**Given exercise 1**
From the zipfile.Path bug report below, output the stretch from "classification" through "is now closed." word for word.

**Document excerpt**
This issue tracker has been migrated to GitHub, and is currently read-only.
For more information, see the GitHub FAQs in the Python's Developer Guide.

classification
Title: Using zipfile.Path with several files prematurely closes zip
Type: behavior Stage: resolved
Components: IO Versions: Python 3.10
process
Status: closed Resolution: fixed
Dependencies: Superseder:
Assigned To: Nosy List: bustawin, jaraco, xtreak
Priority: normal Keywords: patch

Created on 2020-05-08 15:47 by bustawin, last changed 2022-04-11 14:59 by admin. This issue is now closed.

Files
File name Uploaded Description Edit
zipfile.zip bustawin, 2020-05-08 15:47
Pull Requests
URL Status Linked Edit
PR 22371 merged jaraco, 2020-09-23 03:19
Messages (12)
msg368449 - (view) Author: Xavier (bustawin) Date: 2020-05-08 15:47
Given a .zip file with more than one inner file, when reading those inner files using zipfile.Path the zip module closes the .zip file prematurely, causing an error.

**Given exercise 2**
In the records below, take the stretch from the line containing "494, 440, 513]" through the line containing "66, 299, 91]" and change "x-tick-label" to "x-axis-tick" everywhere in it, leaving all else untouched. Return only those lines.

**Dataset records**

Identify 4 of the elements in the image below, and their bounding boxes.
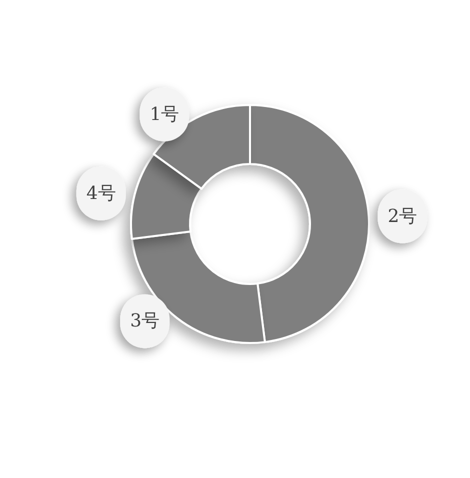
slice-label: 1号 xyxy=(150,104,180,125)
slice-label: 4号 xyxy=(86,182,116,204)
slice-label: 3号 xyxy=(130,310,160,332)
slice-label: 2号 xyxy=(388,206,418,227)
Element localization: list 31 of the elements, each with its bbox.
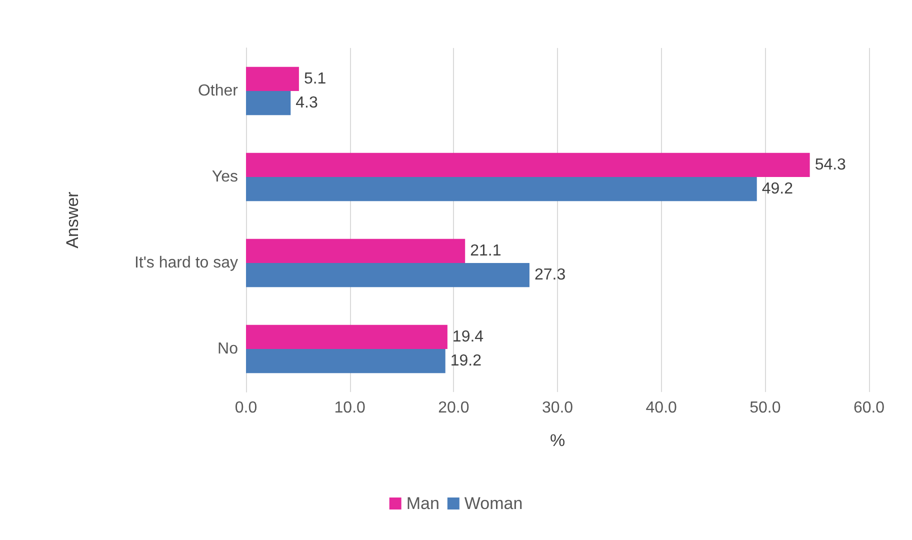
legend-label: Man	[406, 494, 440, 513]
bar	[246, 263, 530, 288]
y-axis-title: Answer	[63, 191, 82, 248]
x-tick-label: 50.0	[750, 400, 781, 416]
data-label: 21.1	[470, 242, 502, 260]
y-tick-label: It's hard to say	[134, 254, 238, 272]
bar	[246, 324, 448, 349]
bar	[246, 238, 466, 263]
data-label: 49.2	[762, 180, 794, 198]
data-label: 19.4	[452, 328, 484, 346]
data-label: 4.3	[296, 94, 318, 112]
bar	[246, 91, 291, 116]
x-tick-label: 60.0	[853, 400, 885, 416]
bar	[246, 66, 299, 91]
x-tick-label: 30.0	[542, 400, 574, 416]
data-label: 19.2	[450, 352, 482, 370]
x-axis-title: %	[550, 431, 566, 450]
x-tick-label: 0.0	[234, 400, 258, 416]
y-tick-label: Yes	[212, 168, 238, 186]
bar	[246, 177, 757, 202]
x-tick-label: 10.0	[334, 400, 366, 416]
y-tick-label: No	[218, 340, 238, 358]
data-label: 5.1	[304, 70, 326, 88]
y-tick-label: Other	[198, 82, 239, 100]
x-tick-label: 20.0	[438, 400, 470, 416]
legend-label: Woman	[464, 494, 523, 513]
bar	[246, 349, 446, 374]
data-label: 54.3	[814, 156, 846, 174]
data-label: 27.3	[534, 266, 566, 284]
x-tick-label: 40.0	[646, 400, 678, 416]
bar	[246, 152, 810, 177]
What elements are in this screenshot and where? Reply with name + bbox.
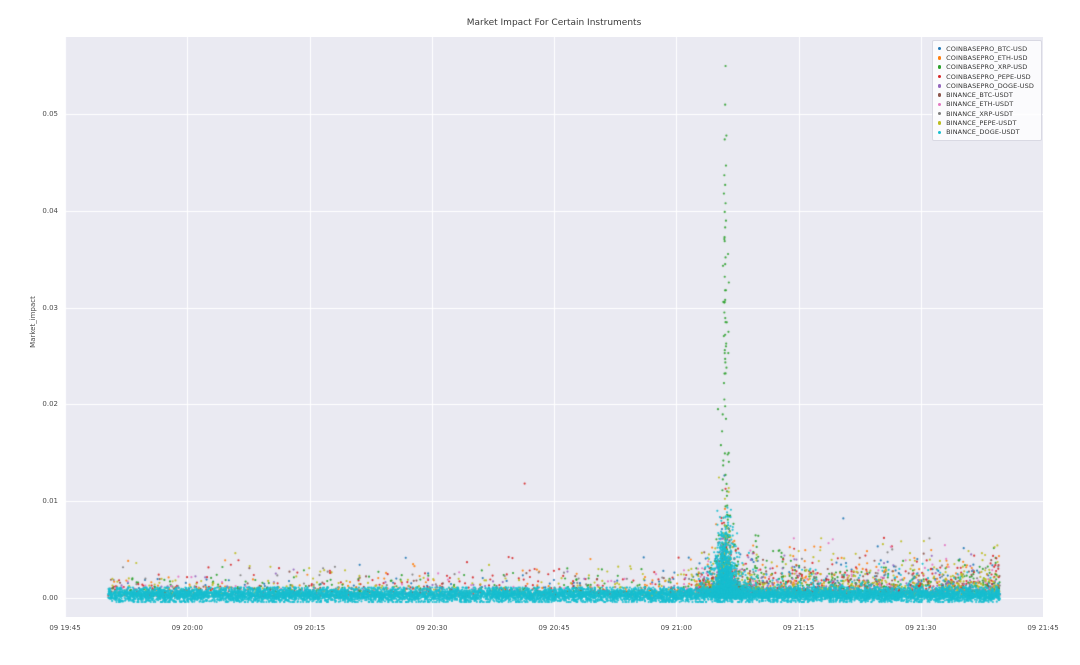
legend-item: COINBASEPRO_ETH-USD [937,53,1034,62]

**Exercise answer 1**
classification
Title: Using zipfile.Path with several files prematurely closes zip
Type: behavior Stage: resolved
Components: IO Versions: Python 3.10
process
Status: closed Resolution: fixed
Dependencies: Superseder:
Assigned To: Nosy List: bustawin, jaraco, xtreak
Priority: normal Keywords: patch

Created on 2020-05-08 15:47 by bustawin, last changed 2022-04-11 14:59 by admin. This issue is now closed.

**Exercise answer 2**
legend-label: Man	[406, 494, 440, 513]
bar	[246, 263, 530, 288]
y-axis-title: Answer	[63, 191, 82, 248]
x-axis-tick: 50.0	[750, 400, 781, 416]
data-label: 21.1	[470, 242, 502, 260]
y-tick-label: It's hard to say	[134, 254, 238, 272]
bar	[246, 324, 448, 349]
bar	[246, 238, 466, 263]
data-label: 49.2	[762, 180, 794, 198]
data-label: 19.4	[452, 328, 484, 346]
data-label: 4.3	[296, 94, 318, 112]
bar	[246, 91, 291, 116]
x-axis-tick: 60.0	[853, 400, 885, 416]
bar	[246, 66, 299, 91]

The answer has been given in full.